--- begin Data to process ---
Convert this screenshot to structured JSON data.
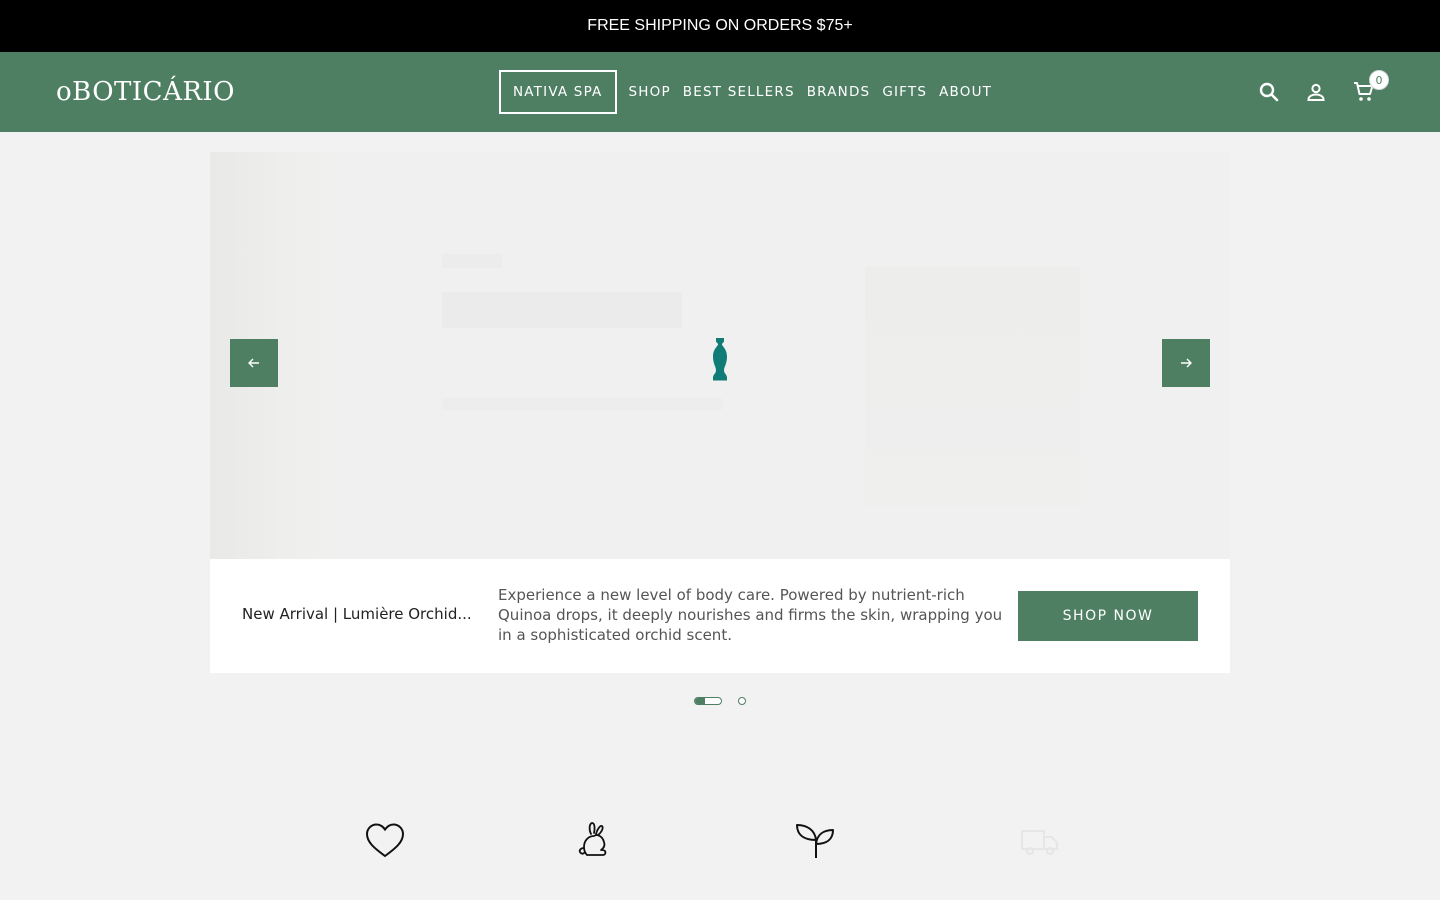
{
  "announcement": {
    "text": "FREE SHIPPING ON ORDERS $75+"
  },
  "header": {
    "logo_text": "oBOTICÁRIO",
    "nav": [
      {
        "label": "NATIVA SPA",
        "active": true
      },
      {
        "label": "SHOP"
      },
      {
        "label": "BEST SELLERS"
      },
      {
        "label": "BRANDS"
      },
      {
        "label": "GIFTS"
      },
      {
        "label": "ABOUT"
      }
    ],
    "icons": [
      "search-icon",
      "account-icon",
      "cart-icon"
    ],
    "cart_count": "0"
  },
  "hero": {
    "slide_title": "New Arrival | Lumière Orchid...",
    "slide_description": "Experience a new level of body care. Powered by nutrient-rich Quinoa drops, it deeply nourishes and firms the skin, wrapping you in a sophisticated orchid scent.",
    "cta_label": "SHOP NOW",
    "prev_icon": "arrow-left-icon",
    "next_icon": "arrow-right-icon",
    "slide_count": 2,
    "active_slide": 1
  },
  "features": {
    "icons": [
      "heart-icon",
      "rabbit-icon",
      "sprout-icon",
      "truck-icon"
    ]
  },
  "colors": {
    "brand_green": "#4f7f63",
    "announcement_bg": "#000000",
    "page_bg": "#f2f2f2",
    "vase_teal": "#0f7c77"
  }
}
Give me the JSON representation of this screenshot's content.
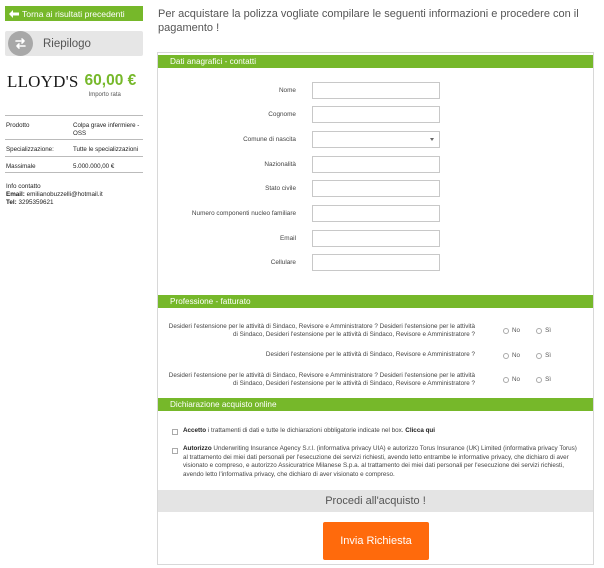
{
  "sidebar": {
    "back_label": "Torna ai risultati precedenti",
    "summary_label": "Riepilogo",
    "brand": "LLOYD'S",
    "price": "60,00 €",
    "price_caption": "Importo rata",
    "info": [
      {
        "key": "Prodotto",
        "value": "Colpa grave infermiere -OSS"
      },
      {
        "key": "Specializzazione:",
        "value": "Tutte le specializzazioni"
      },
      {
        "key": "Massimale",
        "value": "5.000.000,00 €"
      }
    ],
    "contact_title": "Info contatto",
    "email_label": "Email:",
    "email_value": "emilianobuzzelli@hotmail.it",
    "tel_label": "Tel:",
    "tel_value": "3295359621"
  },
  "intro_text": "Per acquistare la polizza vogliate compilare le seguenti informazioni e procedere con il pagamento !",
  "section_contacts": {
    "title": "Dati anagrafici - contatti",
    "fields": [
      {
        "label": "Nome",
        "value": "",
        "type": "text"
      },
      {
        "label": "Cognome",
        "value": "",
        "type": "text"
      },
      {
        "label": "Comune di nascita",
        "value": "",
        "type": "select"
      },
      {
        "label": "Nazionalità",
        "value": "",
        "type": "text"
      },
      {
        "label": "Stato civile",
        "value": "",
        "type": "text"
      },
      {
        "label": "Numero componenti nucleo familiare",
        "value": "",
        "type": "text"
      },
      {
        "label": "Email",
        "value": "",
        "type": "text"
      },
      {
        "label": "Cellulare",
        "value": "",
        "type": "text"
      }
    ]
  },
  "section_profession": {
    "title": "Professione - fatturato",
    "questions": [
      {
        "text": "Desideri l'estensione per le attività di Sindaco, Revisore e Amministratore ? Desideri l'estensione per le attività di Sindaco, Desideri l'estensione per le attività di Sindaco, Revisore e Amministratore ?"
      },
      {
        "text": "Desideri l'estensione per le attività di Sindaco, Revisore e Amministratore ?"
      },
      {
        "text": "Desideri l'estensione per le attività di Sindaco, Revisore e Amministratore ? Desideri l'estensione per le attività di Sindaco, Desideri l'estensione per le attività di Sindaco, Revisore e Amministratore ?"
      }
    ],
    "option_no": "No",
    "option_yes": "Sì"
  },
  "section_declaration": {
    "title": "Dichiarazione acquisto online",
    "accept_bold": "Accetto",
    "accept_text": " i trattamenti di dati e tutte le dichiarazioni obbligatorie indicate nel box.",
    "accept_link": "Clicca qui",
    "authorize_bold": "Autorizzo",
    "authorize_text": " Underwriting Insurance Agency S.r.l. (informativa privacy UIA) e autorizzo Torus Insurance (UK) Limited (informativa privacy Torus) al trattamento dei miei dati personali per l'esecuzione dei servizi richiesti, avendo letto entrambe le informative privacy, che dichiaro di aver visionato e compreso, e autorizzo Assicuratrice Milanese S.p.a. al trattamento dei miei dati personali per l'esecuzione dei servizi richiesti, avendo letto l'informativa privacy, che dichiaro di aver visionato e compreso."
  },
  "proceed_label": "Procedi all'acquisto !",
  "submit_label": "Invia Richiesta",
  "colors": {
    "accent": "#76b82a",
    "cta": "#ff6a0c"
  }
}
--- end Data to process ---
> _Task description_
Scan the data above; copy every line where "screenshot" appears.

> _Full output_
Convert this screenshot to structured JSON data.
Give me the JSON representation of this screenshot's content.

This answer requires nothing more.